Search the listing below for the string "price" and show each line that contains it.

* BEGIN *

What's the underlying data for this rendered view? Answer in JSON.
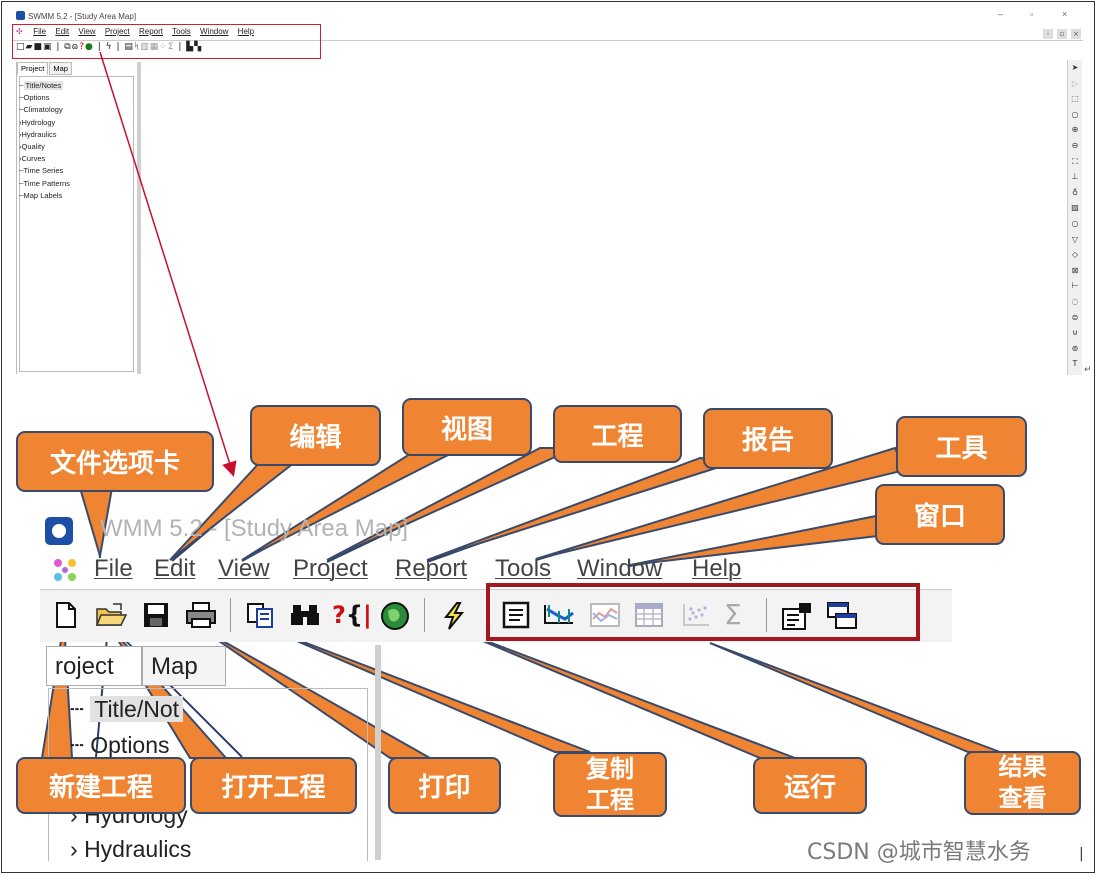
{
  "app": {
    "title": "SWMM 5.2 - [Study Area Map]",
    "zoomed_title": "WMM 5.2 - [Study Area Map]"
  },
  "menu": [
    "File",
    "Edit",
    "View",
    "Project",
    "Report",
    "Tools",
    "Window",
    "Help"
  ],
  "window_controls": {
    "minimize": "–",
    "restore": "▫",
    "close": "×"
  },
  "mdi_controls": [
    "-",
    "▫",
    "×"
  ],
  "panel": {
    "tabs": [
      "Project",
      "Map"
    ],
    "zoomed_tabs": [
      "roject",
      "Map"
    ],
    "tree": [
      "Title/Notes",
      "Options",
      "Climatology",
      "Hydrology",
      "Hydraulics",
      "Quality",
      "Curves",
      "Time Series",
      "Time Patterns",
      "Map Labels"
    ],
    "zoomed_tree": [
      "Title/Not",
      "Options",
      "Hydrology",
      "Hydraulics"
    ]
  },
  "toolbar_icons": [
    {
      "name": "new-icon",
      "glyph": "🗋"
    },
    {
      "name": "open-icon",
      "glyph": "📂"
    },
    {
      "name": "save-icon",
      "glyph": "💾"
    },
    {
      "name": "print-icon",
      "glyph": "🖶"
    },
    {
      "name": "copy-icon",
      "glyph": "⧉"
    },
    {
      "name": "find-icon",
      "glyph": "🔭"
    },
    {
      "name": "query-icon",
      "glyph": "?{}"
    },
    {
      "name": "globe-icon",
      "glyph": "🌐"
    },
    {
      "name": "run-icon",
      "glyph": "⚡"
    },
    {
      "name": "status-report-icon",
      "glyph": "▤"
    },
    {
      "name": "profile-plot-icon",
      "glyph": "⫽"
    },
    {
      "name": "time-series-plot-icon",
      "glyph": "≋"
    },
    {
      "name": "table-icon",
      "glyph": "▦"
    },
    {
      "name": "scatter-plot-icon",
      "glyph": "⁘"
    },
    {
      "name": "statistics-icon",
      "glyph": "Σ"
    },
    {
      "name": "options-icon",
      "glyph": "⚙"
    },
    {
      "name": "arrange-windows-icon",
      "glyph": "⧉"
    }
  ],
  "callouts": {
    "file_tab": "文件选项卡",
    "edit": "编辑",
    "view": "视图",
    "project": "工程",
    "report": "报告",
    "tools": "工具",
    "window": "窗口",
    "new_project": "新建工程",
    "open_project": "打开工程",
    "print": "打印",
    "copy_project": "复制\n工程",
    "run": "运行",
    "view_results": "结果\n查看"
  },
  "watermark": "CSDN @城市智慧水务",
  "colors": {
    "callout_fill": "#ef8432",
    "callout_border": "#3a4a6b",
    "highlight_red": "#a3181e",
    "arrow_red": "#c8102e"
  }
}
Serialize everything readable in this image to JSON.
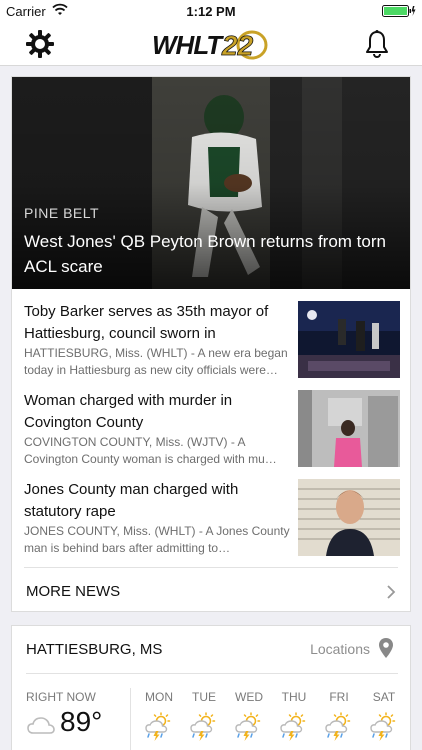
{
  "status_bar": {
    "carrier": "Carrier",
    "time": "1:12 PM"
  },
  "header": {
    "logo_text": "WHLT22",
    "icons": [
      "gear-icon",
      "bell-icon"
    ]
  },
  "hero": {
    "section": "PINE BELT",
    "headline": "West Jones' QB Peyton Brown returns from torn ACL scare"
  },
  "stories": [
    {
      "title": "Toby Barker serves as 35th mayor of Hattiesburg, council sworn in",
      "summary": "HATTIESBURG, Miss. (WHLT) - A new era began today in Hattiesburg as new city officials were…"
    },
    {
      "title": "Woman charged with murder in Covington County",
      "summary": "COVINGTON COUNTY, Miss. (WJTV) - A Covington County woman is charged with mu…"
    },
    {
      "title": "Jones County man charged with statutory rape",
      "summary": "JONES COUNTY, Miss. (WHLT) - A Jones County man is behind bars after admitting to…"
    }
  ],
  "more_news": {
    "label": "MORE NEWS"
  },
  "weather": {
    "location": "HATTIESBURG, MS",
    "locations_label": "Locations",
    "now_label": "RIGHT NOW",
    "now_temp": "89°",
    "now_icon": "cloud-icon",
    "days": [
      {
        "name": "MON",
        "icon": "thunderstorm-icon"
      },
      {
        "name": "TUE",
        "icon": "thunderstorm-icon"
      },
      {
        "name": "WED",
        "icon": "thunderstorm-icon"
      },
      {
        "name": "THU",
        "icon": "thunderstorm-icon"
      },
      {
        "name": "FRI",
        "icon": "thunderstorm-icon"
      },
      {
        "name": "SAT",
        "icon": "thunderstorm-icon"
      }
    ]
  },
  "colors": {
    "accent_gold": "#c9a227",
    "background": "#efeff4",
    "text_muted": "#6e6e6e"
  }
}
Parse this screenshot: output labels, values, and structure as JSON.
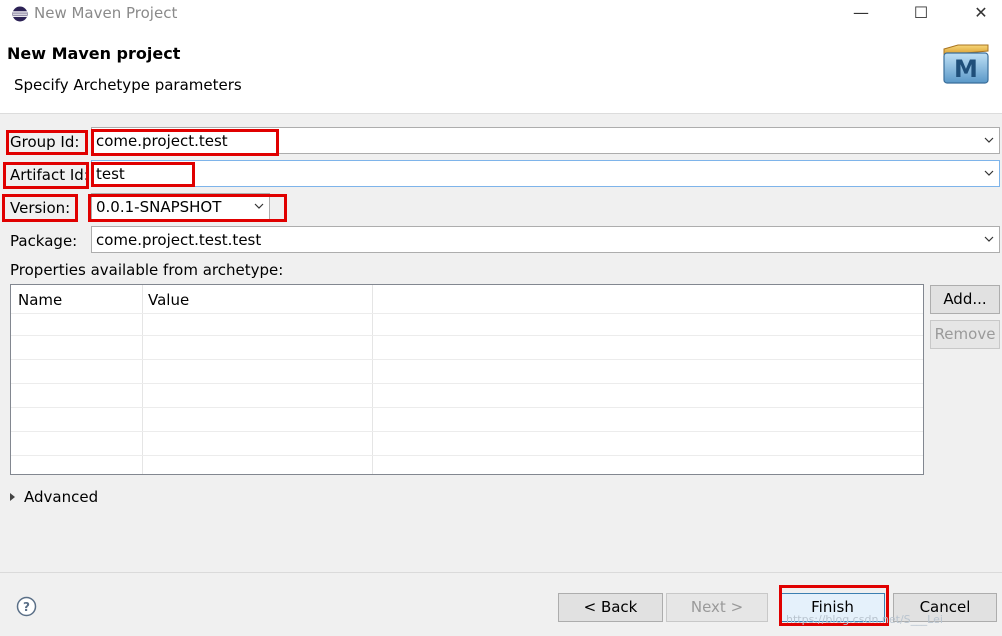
{
  "window": {
    "title": "New Maven Project",
    "minimize_glyph": "—",
    "maximize_glyph": "☐",
    "close_glyph": "✕"
  },
  "header": {
    "title": "New Maven project",
    "subtitle": "Specify Archetype parameters",
    "logo_letter": "M"
  },
  "form": {
    "group_id": {
      "label": "Group Id:",
      "value": "come.project.test"
    },
    "artifact_id": {
      "label": "Artifact Id:",
      "value": "test"
    },
    "version": {
      "label": "Version:",
      "value": "0.0.1-SNAPSHOT"
    },
    "package": {
      "label": "Package:",
      "value": "come.project.test.test"
    }
  },
  "properties": {
    "label": "Properties available from archetype:",
    "columns": [
      "Name",
      "Value"
    ],
    "rows": []
  },
  "side_buttons": {
    "add": "Add...",
    "remove": "Remove"
  },
  "advanced": {
    "label": "Advanced"
  },
  "footer": {
    "back": "< Back",
    "next": "Next >",
    "finish": "Finish",
    "cancel": "Cancel"
  },
  "watermark": "https://blog.csdn.net/S___Lei",
  "icons": {
    "app": "eclipse-icon",
    "help": "help-icon",
    "dropdown": "chevron-down-icon",
    "expand": "triangle-right-icon",
    "logo": "maven-logo-icon"
  },
  "colors": {
    "highlight_box": "#e00000",
    "focus_border": "#7eb4ea",
    "default_button_border": "#3c7fb1"
  }
}
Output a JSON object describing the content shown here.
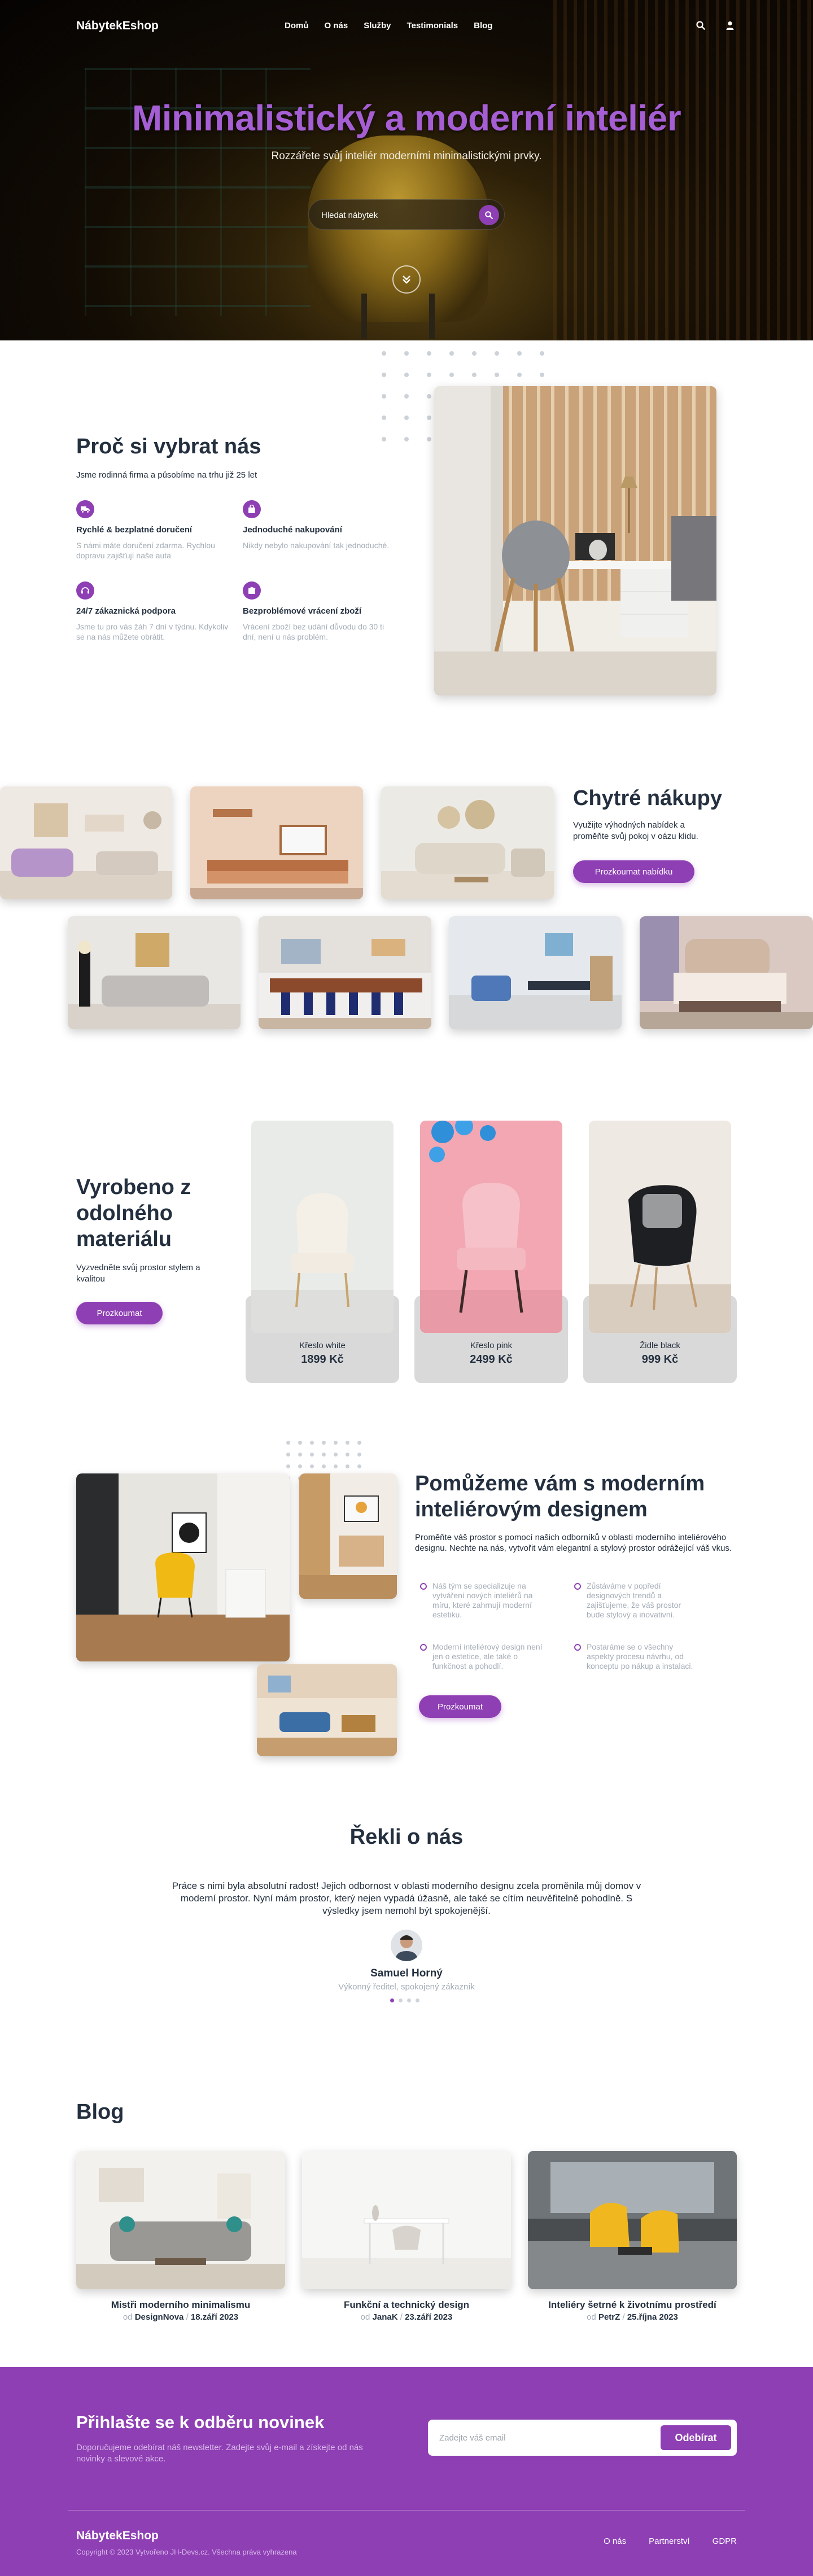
{
  "nav": {
    "logo": "NábytekEshop",
    "links": [
      "Domů",
      "O nás",
      "Služby",
      "Testimonials",
      "Blog"
    ],
    "icons": [
      "search-icon",
      "user-icon"
    ]
  },
  "hero": {
    "title": "Minimalistický a moderní inteliér",
    "subtitle": "Rozzářete svůj inteliér moderními minimalistickými prvky.",
    "search_placeholder": "Hledat nábytek",
    "title_color": "#a55ed3"
  },
  "why": {
    "title": "Proč si vybrat nás",
    "subtitle": "Jsme rodinná firma a působíme na trhu již 25 let",
    "features": [
      {
        "title": "Rychlé & bezplatné doručení",
        "desc": "S námi máte doručení zdarma. Rychlou dopravu zajišťují naše auta"
      },
      {
        "title": "Jednoduché nakupování",
        "desc": "Nikdy nebylo nakupování tak jednoduché."
      },
      {
        "title": "24/7 zákaznická podpora",
        "desc": "Jsme tu pro vás žáh 7 dní v týdnu. Kdykoliv se na nás můžete obrátit."
      },
      {
        "title": "Bezproblémové vrácení zboží",
        "desc": "Vrácení zboží bez udání důvodu do 30 ti dní, není u nás problém."
      }
    ]
  },
  "smart": {
    "title": "Chytré nákupy",
    "desc": "Využijte výhodných nabídek a proměňte svůj pokoj v oázu klidu.",
    "button": "Prozkoumat nabídku"
  },
  "materials": {
    "title": "Vyrobeno z odolného materiálu",
    "desc": "Vyzvedněte svůj prostor stylem a kvalitou",
    "button": "Prozkoumat",
    "products": [
      {
        "name": "Křeslo white",
        "price": "1899 Kč"
      },
      {
        "name": "Křeslo pink",
        "price": "2499 Kč"
      },
      {
        "name": "Židle black",
        "price": "999 Kč"
      }
    ]
  },
  "help": {
    "title": "Pomůžeme vám s moderním inteliérovým designem",
    "desc": "Proměňte váš prostor s pomocí našich odborníků v oblasti moderního inteliérového designu. Nechte na nás, vytvořit vám elegantní a stylový prostor odrážející váš vkus.",
    "bullets": [
      "Náš tým se specializuje na vytváření nových inteliérů na míru, které zahrnují moderní estetiku.",
      "Zůstáváme v popředí designových trendů a zajišťujeme, že váš prostor bude stylový a inovativní.",
      "Moderní inteliérový design není jen o estetice, ale také o funkčnost a pohodlí.",
      "Postaráme se o všechny aspekty procesu návrhu, od konceptu po nákup a instalaci."
    ],
    "button": "Prozkoumat"
  },
  "testimonials": {
    "title": "Řekli o nás",
    "quote": "Práce s nimi byla absolutní radost! Jejich odbornost v oblasti moderního designu zcela proměnila můj domov v moderní prostor. Nyní mám prostor, který nejen vypadá úžasně, ale také se cítím neuvěřitelně pohodlně. S výsledky jsem nemohl být spokojenější.",
    "name": "Samuel Horný",
    "role": "Výkonný ředitel, spokojený zákazník"
  },
  "blog": {
    "title": "Blog",
    "by": "od",
    "posts": [
      {
        "title": "Mistři moderního minimalismu",
        "author": "DesignNova",
        "date": "18.září 2023"
      },
      {
        "title": "Funkční a technický design",
        "author": "JanaK",
        "date": "23.září 2023"
      },
      {
        "title": "Inteliéry šetrné k životnímu prostředí",
        "author": "PetrZ",
        "date": "25.října 2023"
      }
    ]
  },
  "newsletter": {
    "title": "Přihlašte se k odběru novinek",
    "desc": "Doporučujeme odebírat náš newsletter. Zadejte svůj e-mail a získejte od nás novinky a slevové akce.",
    "placeholder": "Zadejte váš email",
    "button": "Odebírat"
  },
  "footer": {
    "logo": "NábytekEshop",
    "copyright": "Copyright © 2023 Vytvořeno JH-Devs.cz. Všechna práva vyhrazena",
    "links": [
      "O nás",
      "Partnerství",
      "GDPR"
    ]
  },
  "colors": {
    "accent": "#8e3fb4",
    "text": "#24303f",
    "muted": "#a4acb6"
  }
}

* END *

**Task answer**
        "price": "1899 Kč"
        "price": "2499 Kč"
        "price": "999 Kč"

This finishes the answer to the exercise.